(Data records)
^^^^^^^^
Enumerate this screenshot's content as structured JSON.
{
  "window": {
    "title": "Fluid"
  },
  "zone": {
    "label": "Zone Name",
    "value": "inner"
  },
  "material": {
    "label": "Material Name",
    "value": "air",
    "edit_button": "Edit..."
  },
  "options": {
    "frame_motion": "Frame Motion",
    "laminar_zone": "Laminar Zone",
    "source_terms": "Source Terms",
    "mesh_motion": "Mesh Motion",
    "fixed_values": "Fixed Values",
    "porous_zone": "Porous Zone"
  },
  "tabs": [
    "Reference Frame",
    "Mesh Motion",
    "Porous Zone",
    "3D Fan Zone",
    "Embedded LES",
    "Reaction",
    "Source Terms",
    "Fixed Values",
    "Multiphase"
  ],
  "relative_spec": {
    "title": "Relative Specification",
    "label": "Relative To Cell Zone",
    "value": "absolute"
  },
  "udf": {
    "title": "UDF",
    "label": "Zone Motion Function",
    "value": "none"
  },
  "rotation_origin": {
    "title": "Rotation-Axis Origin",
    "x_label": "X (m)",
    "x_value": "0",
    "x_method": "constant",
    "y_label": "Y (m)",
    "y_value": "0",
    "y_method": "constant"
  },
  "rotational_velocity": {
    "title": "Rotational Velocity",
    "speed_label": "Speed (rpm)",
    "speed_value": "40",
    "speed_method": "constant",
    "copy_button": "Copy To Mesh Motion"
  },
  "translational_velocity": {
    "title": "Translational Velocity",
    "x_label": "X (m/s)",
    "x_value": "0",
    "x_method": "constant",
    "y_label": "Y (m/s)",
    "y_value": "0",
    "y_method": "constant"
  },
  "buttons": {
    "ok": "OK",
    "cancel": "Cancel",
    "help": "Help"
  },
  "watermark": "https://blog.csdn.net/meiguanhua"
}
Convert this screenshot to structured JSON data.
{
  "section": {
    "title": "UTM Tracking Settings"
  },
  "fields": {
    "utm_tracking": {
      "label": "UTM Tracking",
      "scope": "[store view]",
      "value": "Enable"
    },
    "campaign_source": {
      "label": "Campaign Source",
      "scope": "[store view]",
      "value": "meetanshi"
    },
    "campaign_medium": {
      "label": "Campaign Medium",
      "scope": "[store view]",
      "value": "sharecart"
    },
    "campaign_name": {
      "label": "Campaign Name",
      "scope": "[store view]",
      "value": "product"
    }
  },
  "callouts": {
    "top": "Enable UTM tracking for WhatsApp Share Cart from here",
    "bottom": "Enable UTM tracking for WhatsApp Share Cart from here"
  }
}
^^^^^^^^
▸ To be done:
Copy every line above that includes the string "from".

▸ Task answer:
    "top": "Enable UTM tracking for WhatsApp Share Cart from here",
    "bottom": "Enable UTM tracking for WhatsApp Share Cart from here"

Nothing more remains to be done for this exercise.